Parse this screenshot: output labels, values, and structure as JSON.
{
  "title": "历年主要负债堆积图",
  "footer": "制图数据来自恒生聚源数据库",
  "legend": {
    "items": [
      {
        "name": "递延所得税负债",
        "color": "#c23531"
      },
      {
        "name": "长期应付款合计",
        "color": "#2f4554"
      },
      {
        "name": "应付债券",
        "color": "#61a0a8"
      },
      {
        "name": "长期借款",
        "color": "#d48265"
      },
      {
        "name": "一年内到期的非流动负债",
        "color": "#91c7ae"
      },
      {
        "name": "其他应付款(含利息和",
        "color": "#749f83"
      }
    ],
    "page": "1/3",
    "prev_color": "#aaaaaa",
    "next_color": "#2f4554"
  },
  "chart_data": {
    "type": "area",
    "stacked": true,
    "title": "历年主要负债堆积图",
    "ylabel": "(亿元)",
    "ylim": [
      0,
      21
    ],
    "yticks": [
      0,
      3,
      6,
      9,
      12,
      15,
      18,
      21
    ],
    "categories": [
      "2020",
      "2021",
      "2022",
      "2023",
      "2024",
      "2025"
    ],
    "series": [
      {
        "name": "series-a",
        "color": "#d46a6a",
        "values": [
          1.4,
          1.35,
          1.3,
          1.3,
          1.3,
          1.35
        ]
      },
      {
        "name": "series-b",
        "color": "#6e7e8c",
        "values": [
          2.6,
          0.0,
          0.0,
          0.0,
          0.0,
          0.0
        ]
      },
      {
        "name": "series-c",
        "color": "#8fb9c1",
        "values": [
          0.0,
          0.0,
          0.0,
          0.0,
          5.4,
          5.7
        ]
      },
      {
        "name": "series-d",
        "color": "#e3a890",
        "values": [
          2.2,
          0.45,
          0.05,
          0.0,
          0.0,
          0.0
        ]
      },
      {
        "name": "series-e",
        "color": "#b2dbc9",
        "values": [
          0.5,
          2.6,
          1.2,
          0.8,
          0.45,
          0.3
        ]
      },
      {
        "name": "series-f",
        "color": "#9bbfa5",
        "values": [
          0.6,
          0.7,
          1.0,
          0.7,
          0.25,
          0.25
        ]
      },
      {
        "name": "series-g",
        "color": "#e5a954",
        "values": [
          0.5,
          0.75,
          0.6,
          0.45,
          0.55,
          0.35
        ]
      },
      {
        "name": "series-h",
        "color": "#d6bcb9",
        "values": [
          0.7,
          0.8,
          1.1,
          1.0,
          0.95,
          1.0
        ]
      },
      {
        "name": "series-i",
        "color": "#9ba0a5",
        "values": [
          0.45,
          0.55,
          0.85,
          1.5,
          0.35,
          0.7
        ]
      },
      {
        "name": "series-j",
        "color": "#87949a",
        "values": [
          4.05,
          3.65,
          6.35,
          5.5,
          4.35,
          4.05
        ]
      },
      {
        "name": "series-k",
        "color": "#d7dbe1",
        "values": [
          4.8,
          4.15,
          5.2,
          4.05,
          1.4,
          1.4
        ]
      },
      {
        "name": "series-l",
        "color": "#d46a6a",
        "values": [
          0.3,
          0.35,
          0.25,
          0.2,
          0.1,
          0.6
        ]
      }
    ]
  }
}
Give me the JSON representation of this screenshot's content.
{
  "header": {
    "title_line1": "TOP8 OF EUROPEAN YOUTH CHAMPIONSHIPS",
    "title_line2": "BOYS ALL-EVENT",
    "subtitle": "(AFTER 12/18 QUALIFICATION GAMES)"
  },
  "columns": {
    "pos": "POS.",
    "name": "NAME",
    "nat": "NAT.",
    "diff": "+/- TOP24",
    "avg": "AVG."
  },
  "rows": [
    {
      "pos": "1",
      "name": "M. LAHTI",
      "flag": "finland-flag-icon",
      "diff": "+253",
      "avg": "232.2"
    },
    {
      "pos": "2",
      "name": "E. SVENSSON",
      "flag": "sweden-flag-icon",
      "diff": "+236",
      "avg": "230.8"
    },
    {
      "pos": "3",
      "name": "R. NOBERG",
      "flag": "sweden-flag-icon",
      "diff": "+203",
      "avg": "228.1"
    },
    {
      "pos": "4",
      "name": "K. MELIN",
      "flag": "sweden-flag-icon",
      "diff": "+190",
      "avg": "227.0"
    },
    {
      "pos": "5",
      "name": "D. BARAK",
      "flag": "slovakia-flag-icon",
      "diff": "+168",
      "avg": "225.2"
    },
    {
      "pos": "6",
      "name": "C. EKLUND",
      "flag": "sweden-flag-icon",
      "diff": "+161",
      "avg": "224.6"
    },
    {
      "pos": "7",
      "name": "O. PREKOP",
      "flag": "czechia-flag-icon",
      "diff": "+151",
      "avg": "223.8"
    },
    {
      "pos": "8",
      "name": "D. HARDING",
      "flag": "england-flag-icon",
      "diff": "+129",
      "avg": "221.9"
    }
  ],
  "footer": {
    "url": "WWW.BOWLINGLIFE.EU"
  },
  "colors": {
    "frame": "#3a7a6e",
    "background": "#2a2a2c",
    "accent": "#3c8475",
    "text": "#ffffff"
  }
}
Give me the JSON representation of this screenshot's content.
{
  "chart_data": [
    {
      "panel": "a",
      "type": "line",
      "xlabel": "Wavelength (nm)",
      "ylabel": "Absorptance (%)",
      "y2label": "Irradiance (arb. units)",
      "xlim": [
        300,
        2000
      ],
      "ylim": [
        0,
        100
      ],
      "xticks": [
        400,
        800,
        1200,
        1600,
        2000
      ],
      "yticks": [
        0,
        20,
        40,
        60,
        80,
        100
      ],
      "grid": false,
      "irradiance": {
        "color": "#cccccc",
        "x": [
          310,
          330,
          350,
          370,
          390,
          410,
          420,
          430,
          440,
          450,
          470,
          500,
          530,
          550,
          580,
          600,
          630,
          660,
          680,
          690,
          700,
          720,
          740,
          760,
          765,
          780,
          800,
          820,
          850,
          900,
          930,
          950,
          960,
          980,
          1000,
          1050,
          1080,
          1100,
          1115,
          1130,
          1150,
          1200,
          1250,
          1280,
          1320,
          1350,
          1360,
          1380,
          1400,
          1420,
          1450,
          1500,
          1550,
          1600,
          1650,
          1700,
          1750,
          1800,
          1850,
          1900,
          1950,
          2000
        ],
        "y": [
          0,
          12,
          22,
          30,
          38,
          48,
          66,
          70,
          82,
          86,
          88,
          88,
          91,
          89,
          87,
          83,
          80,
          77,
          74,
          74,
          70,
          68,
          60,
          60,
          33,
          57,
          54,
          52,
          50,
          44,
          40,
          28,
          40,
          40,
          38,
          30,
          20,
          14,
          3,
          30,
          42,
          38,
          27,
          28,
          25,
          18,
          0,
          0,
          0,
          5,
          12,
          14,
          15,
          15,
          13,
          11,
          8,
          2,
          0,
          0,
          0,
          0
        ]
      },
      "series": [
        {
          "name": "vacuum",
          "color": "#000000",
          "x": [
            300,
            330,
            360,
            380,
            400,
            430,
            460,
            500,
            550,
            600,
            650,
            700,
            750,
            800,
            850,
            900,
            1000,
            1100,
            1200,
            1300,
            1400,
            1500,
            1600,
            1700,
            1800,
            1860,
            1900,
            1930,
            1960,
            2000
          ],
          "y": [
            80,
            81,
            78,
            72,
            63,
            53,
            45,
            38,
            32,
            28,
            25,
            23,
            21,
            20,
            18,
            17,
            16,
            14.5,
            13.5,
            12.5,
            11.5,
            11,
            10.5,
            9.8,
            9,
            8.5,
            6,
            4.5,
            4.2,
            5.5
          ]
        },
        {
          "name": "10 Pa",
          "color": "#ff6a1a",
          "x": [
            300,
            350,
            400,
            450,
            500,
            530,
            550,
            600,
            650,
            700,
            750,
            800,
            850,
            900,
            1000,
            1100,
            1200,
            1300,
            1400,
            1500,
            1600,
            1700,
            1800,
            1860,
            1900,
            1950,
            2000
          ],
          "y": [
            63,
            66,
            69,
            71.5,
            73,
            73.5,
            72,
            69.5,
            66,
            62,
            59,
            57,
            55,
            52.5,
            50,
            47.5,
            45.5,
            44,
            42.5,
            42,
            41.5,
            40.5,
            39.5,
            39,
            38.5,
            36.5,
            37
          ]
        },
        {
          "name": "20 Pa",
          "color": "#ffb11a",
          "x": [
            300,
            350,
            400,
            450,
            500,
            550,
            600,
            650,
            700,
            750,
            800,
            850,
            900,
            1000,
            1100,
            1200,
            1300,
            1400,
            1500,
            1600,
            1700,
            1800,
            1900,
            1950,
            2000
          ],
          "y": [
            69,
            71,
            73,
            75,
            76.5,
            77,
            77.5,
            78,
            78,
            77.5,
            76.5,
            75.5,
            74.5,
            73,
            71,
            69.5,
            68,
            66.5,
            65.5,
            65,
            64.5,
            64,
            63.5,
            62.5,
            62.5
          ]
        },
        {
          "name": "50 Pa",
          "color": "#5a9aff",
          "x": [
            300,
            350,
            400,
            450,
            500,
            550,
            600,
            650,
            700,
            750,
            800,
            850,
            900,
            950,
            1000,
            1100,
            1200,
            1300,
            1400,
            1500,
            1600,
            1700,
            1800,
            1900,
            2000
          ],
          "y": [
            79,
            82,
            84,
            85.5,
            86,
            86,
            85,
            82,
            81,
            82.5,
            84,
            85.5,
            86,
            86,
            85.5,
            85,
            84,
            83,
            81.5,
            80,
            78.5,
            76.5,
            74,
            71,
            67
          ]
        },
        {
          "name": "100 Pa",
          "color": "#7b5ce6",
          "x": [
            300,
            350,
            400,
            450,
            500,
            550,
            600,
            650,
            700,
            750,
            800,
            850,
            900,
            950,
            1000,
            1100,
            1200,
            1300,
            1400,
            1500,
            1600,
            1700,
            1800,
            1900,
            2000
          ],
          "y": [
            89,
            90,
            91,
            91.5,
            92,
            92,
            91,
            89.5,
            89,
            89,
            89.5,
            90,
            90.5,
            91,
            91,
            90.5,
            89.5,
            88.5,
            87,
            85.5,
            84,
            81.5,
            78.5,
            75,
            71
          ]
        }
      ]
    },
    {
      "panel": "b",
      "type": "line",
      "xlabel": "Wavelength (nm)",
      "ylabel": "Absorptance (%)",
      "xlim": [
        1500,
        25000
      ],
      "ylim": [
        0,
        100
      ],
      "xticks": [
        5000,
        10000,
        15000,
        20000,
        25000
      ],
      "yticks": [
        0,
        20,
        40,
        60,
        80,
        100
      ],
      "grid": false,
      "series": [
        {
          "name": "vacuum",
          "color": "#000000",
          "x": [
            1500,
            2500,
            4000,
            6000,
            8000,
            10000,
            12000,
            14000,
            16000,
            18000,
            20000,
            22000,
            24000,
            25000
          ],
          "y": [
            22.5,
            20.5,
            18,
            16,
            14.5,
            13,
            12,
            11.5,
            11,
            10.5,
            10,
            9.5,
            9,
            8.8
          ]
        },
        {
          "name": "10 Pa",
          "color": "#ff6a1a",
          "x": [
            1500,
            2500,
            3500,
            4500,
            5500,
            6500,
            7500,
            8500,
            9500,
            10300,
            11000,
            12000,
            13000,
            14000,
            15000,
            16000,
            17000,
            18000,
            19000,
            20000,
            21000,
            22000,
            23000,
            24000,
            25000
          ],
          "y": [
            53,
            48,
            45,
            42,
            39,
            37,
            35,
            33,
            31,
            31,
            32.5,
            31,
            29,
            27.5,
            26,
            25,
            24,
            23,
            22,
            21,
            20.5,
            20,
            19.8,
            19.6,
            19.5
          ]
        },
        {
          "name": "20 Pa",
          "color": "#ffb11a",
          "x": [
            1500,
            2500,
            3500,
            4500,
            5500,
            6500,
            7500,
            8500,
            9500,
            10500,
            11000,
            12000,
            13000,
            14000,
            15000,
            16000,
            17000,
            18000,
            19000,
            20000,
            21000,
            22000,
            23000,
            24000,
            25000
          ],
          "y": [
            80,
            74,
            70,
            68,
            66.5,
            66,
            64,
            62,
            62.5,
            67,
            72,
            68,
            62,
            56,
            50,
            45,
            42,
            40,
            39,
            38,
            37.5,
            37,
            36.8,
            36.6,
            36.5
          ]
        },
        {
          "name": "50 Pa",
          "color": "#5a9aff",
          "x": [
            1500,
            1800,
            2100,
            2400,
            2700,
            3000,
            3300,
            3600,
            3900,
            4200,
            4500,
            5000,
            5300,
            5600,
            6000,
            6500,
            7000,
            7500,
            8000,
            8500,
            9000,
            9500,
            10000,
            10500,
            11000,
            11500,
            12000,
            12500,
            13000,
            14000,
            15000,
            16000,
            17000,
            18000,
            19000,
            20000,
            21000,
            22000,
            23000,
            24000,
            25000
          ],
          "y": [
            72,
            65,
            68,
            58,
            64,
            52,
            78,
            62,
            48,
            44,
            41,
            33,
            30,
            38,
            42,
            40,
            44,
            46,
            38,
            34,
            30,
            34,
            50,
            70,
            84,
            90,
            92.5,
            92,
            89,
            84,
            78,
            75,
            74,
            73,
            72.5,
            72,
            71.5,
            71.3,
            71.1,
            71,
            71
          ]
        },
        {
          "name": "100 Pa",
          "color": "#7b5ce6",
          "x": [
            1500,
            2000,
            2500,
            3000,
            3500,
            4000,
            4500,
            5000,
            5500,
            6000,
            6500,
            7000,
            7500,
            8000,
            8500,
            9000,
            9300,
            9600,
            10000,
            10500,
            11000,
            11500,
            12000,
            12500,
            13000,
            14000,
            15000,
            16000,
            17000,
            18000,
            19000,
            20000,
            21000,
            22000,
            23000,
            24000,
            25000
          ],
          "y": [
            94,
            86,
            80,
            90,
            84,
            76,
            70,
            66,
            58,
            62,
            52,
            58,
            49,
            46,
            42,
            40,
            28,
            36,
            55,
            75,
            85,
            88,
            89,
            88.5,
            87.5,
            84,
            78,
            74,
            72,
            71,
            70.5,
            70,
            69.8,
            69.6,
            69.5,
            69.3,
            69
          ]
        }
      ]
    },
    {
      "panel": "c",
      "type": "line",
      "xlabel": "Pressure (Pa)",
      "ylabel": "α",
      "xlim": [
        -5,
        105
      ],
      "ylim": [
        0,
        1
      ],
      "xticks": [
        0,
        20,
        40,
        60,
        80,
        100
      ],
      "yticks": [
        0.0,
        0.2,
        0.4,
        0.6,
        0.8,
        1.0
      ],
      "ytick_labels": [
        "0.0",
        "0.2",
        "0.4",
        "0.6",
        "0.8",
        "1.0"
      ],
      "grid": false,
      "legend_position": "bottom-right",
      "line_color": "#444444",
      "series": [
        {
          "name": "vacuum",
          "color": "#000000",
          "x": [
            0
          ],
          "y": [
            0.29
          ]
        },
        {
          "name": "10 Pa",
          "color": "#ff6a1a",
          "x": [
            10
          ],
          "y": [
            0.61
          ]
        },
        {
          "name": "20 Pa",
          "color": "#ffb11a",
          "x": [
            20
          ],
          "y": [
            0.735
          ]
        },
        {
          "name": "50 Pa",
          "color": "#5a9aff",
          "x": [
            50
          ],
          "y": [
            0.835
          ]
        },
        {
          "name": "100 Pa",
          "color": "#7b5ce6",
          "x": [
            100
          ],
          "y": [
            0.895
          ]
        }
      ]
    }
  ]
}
--------------------
◆ **To do**
Copy each line above that contains the word "ylabel".

◆ **Problem solution**
    "ylabel": "(亿元)",
      "ylabel": "Absorptance (%)",
      "ylabel": "Absorptance (%)",
      "ylabel": "α",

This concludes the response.